• [RECORDS FOR PROCESSING]:
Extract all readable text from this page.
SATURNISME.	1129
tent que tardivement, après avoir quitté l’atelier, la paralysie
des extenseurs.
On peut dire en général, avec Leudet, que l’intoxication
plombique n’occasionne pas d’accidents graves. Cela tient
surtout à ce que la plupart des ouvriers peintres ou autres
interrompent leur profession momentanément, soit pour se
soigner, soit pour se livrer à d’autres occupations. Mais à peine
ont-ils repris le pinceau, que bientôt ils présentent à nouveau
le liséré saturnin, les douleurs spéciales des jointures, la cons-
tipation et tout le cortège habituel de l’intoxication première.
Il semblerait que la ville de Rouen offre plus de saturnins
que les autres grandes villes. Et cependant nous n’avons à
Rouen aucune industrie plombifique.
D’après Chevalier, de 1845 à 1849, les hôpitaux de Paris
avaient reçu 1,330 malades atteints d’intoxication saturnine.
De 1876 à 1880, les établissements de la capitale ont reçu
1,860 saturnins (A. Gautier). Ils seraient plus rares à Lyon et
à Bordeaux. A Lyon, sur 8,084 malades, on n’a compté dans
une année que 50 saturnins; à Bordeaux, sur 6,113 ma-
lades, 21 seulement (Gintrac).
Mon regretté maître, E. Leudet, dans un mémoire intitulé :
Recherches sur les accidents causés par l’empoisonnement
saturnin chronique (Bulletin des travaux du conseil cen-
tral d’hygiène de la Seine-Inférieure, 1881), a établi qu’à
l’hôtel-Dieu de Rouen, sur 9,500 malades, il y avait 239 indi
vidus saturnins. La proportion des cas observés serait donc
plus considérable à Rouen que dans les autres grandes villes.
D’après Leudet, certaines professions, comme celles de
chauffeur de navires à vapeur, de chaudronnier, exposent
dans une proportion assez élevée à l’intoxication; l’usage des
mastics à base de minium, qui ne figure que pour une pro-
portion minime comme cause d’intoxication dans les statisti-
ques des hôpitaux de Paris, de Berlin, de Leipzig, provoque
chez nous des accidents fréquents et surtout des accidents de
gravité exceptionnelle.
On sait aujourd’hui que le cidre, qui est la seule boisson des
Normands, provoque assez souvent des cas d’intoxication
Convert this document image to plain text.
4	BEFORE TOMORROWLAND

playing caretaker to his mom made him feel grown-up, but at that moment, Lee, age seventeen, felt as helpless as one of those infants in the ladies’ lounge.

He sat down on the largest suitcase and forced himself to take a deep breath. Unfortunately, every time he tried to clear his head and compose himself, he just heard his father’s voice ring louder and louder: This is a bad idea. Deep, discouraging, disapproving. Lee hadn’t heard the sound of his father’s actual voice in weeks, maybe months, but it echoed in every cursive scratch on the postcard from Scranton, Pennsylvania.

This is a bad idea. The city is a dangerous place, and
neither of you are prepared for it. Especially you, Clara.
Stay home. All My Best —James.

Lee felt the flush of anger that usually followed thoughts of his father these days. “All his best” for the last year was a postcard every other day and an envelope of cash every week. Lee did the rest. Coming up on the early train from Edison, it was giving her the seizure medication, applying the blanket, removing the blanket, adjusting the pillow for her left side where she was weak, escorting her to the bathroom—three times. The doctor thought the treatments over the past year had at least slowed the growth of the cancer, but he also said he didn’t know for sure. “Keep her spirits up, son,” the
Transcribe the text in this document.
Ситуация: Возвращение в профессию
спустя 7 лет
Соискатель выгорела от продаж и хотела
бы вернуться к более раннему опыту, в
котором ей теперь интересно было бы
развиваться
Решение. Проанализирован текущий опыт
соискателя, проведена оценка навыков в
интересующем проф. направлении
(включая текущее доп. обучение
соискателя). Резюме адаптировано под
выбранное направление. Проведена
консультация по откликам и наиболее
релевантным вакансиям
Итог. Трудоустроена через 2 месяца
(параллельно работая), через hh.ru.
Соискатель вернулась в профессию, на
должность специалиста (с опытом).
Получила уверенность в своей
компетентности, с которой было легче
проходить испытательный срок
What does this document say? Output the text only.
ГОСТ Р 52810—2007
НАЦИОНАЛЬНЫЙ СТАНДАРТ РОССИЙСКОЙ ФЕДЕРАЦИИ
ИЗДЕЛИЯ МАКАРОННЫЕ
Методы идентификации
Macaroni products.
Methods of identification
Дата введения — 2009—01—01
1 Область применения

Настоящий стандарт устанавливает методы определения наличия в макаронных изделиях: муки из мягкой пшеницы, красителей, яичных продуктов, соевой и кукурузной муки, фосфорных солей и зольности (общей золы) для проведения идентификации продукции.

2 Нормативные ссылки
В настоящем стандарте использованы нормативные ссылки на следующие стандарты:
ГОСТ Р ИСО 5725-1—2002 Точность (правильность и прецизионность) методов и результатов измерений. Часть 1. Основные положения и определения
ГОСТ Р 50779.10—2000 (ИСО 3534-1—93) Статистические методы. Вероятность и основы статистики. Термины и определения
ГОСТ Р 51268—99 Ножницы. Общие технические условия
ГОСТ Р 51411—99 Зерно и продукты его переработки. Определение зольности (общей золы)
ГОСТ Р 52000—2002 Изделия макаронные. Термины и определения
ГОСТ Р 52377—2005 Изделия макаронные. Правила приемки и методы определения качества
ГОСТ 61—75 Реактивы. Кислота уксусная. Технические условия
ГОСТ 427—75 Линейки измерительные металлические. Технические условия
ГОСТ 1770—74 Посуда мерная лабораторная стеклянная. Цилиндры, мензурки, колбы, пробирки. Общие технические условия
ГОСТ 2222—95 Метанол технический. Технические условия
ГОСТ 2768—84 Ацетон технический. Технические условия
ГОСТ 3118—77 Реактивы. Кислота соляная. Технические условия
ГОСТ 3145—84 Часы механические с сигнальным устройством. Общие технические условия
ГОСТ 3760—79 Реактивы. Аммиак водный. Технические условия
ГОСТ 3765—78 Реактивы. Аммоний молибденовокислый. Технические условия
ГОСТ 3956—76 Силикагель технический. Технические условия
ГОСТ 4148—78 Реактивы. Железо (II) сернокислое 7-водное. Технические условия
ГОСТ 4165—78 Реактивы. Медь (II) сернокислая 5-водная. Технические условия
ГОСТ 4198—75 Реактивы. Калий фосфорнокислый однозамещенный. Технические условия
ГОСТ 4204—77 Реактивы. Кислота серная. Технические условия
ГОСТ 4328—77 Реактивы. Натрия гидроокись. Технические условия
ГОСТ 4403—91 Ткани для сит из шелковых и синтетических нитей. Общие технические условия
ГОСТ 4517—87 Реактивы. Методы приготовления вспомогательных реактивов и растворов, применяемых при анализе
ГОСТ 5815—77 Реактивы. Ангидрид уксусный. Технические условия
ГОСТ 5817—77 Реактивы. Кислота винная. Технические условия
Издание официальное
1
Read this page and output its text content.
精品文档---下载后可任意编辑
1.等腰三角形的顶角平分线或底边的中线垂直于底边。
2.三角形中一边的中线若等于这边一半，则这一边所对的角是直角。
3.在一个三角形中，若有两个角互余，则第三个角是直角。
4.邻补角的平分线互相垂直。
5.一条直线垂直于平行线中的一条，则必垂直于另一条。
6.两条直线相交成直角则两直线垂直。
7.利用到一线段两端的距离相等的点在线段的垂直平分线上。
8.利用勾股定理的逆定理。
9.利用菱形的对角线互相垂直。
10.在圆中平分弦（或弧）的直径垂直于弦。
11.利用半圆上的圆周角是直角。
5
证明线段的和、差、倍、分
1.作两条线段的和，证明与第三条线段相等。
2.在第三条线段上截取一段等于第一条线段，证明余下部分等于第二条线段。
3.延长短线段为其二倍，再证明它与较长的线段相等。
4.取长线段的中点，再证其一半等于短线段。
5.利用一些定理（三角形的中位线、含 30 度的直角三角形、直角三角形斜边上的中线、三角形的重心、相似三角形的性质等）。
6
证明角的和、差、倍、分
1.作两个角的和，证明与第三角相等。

• [SHORT PROBLEM]: Retype the records above exactly.

• [EXERCISE SOLUTION]:
Extract all readable text from this page.
SATURNISME.	1129
tent que tardivement, après avoir quitté l’atelier, la paralysie
des extenseurs.
On peut dire en général, avec Leudet, que l’intoxication
plombique n’occasionne pas d’accidents graves. Cela tient
surtout à ce que la plupart des ouvriers peintres ou autres
interrompent leur profession momentanément, soit pour se
soigner, soit pour se livrer à d’autres occupations. Mais à peine
ont-ils repris le pinceau, que bientôt ils présentent à nouveau
le liséré saturnin, les douleurs spéciales des jointures, la cons-
tipation et tout le cortège habituel de l’intoxication première.
Il semblerait que la ville de Rouen offre plus de saturnins
que les autres grandes villes. Et cependant nous n’avons à
Rouen aucune industrie plombifique.
D’après Chevalier, de 1845 à 1849, les hôpitaux de Paris
avaient reçu 1,330 malades atteints d’intoxication saturnine.
De 1876 à 1880, les établissements de la capitale ont reçu
1,860 saturnins (A. Gautier). Ils seraient plus rares à Lyon et
à Bordeaux. A Lyon, sur 8,084 malades, on n’a compté dans
une année que 50 saturnins; à Bordeaux, sur 6,113 ma-
lades, 21 seulement (Gintrac).
Mon regretté maître, E. Leudet, dans un mémoire intitulé :
Recherches sur les accidents causés par l’empoisonnement
saturnin chronique (Bulletin des travaux du conseil cen-
tral d’hygiène de la Seine-Inférieure, 1881), a établi qu’à
l’hôtel-Dieu de Rouen, sur 9,500 malades, il y avait 239 indi
vidus saturnins. La proportion des cas observés serait donc
plus considérable à Rouen que dans les autres grandes villes.
D’après Leudet, certaines professions, comme celles de
chauffeur de navires à vapeur, de chaudronnier, exposent
dans une proportion assez élevée à l’intoxication; l’usage des
mastics à base de minium, qui ne figure que pour une pro-
portion minime comme cause d’intoxication dans les statisti-
ques des hôpitaux de Paris, de Berlin, de Leipzig, provoque
chez nous des accidents fréquents et surtout des accidents de
gravité exceptionnelle.
On sait aujourd’hui que le cidre, qui est la seule boisson des
Normands, provoque assez souvent des cas d’intoxication
Convert this document image to plain text.
4	BEFORE TOMORROWLAND

playing caretaker to his mom made him feel grown-up, but at that moment, Lee, age seventeen, felt as helpless as one of those infants in the ladies’ lounge.

He sat down on the largest suitcase and forced himself to take a deep breath. Unfortunately, every time he tried to clear his head and compose himself, he just heard his father’s voice ring louder and louder: This is a bad idea. Deep, discouraging, disapproving. Lee hadn’t heard the sound of his father’s actual voice in weeks, maybe months, but it echoed in every cursive scratch on the postcard from Scranton, Pennsylvania.

This is a bad idea. The city is a dangerous place, and
neither of you are prepared for it. Especially you, Clara.
Stay home. All My Best —James.

Lee felt the flush of anger that usually followed thoughts of his father these days. “All his best” for the last year was a postcard every other day and an envelope of cash every week. Lee did the rest. Coming up on the early train from Edison, it was giving her the seizure medication, applying the blanket, removing the blanket, adjusting the pillow for her left side where she was weak, escorting her to the bathroom—three times. The doctor thought the treatments over the past year had at least slowed the growth of the cancer, but he also said he didn’t know for sure. “Keep her spirits up, son,” the
Transcribe the text in this document.
Ситуация: Возвращение в профессию
спустя 7 лет
Соискатель выгорела от продаж и хотела
бы вернуться к более раннему опыту, в
котором ей теперь интересно было бы
развиваться
Решение. Проанализирован текущий опыт
соискателя, проведена оценка навыков в
интересующем проф. направлении
(включая текущее доп. обучение
соискателя). Резюме адаптировано под
выбранное направление. Проведена
консультация по откликам и наиболее
релевантным вакансиям
Итог. Трудоустроена через 2 месяца
(параллельно работая), через hh.ru.
Соискатель вернулась в профессию, на
должность специалиста (с опытом).
Получила уверенность в своей
компетентности, с которой было легче
проходить испытательный срок
What does this document say? Output the text only.
ГОСТ Р 52810—2007
НАЦИОНАЛЬНЫЙ СТАНДАРТ РОССИЙСКОЙ ФЕДЕРАЦИИ
ИЗДЕЛИЯ МАКАРОННЫЕ
Методы идентификации
Macaroni products.
Methods of identification
Дата введения — 2009—01—01
1 Область применения

Настоящий стандарт устанавливает методы определения наличия в макаронных изделиях: муки из мягкой пшеницы, красителей, яичных продуктов, соевой и кукурузной муки, фосфорных солей и зольности (общей золы) для проведения идентификации продукции.

2 Нормативные ссылки
В настоящем стандарте использованы нормативные ссылки на следующие стандарты:
ГОСТ Р ИСО 5725-1—2002 Точность (правильность и прецизионность) методов и результатов измерений. Часть 1. Основные положения и определения
ГОСТ Р 50779.10—2000 (ИСО 3534-1—93) Статистические методы. Вероятность и основы статистики. Термины и определения
ГОСТ Р 51268—99 Ножницы. Общие технические условия
ГОСТ Р 51411—99 Зерно и продукты его переработки. Определение зольности (общей золы)
ГОСТ Р 52000—2002 Изделия макаронные. Термины и определения
ГОСТ Р 52377—2005 Изделия макаронные. Правила приемки и методы определения качества
ГОСТ 61—75 Реактивы. Кислота уксусная. Технические условия
ГОСТ 427—75 Линейки измерительные металлические. Технические условия
ГОСТ 1770—74 Посуда мерная лабораторная стеклянная. Цилиндры, мензурки, колбы, пробирки. Общие технические условия
ГОСТ 2222—95 Метанол технический. Технические условия
ГОСТ 2768—84 Ацетон технический. Технические условия
ГОСТ 3118—77 Реактивы. Кислота соляная. Технические условия
ГОСТ 3145—84 Часы механические с сигнальным устройством. Общие технические условия
ГОСТ 3760—79 Реактивы. Аммиак водный. Технические условия
ГОСТ 3765—78 Реактивы. Аммоний молибденовокислый. Технические условия
ГОСТ 3956—76 Силикагель технический. Технические условия
ГОСТ 4148—78 Реактивы. Железо (II) сернокислое 7-водное. Технические условия
ГОСТ 4165—78 Реактивы. Медь (II) сернокислая 5-водная. Технические условия
ГОСТ 4198—75 Реактивы. Калий фосфорнокислый однозамещенный. Технические условия
ГОСТ 4204—77 Реактивы. Кислота серная. Технические условия
ГОСТ 4328—77 Реактивы. Натрия гидроокись. Технические условия
ГОСТ 4403—91 Ткани для сит из шелковых и синтетических нитей. Общие технические условия
ГОСТ 4517—87 Реактивы. Методы приготовления вспомогательных реактивов и растворов, применяемых при анализе
ГОСТ 5815—77 Реактивы. Ангидрид уксусный. Технические условия
ГОСТ 5817—77 Реактивы. Кислота винная. Технические условия
Издание официальное
1
Read this page and output its text content.
精品文档---下载后可任意编辑
1.等腰三角形的顶角平分线或底边的中线垂直于底边。
2.三角形中一边的中线若等于这边一半，则这一边所对的角是直角。
3.在一个三角形中，若有两个角互余，则第三个角是直角。
4.邻补角的平分线互相垂直。
5.一条直线垂直于平行线中的一条，则必垂直于另一条。
6.两条直线相交成直角则两直线垂直。
7.利用到一线段两端的距离相等的点在线段的垂直平分线上。
8.利用勾股定理的逆定理。
9.利用菱形的对角线互相垂直。
10.在圆中平分弦（或弧）的直径垂直于弦。
11.利用半圆上的圆周角是直角。
5
证明线段的和、差、倍、分
1.作两条线段的和，证明与第三条线段相等。
2.在第三条线段上截取一段等于第一条线段，证明余下部分等于第二条线段。
3.延长短线段为其二倍，再证明它与较长的线段相等。
4.取长线段的中点，再证其一半等于短线段。
5.利用一些定理（三角形的中位线、含 30 度的直角三角形、直角三角形斜边上的中线、三角形的重心、相似三角形的性质等）。
6
证明角的和、差、倍、分
1.作两个角的和，证明与第三角相等。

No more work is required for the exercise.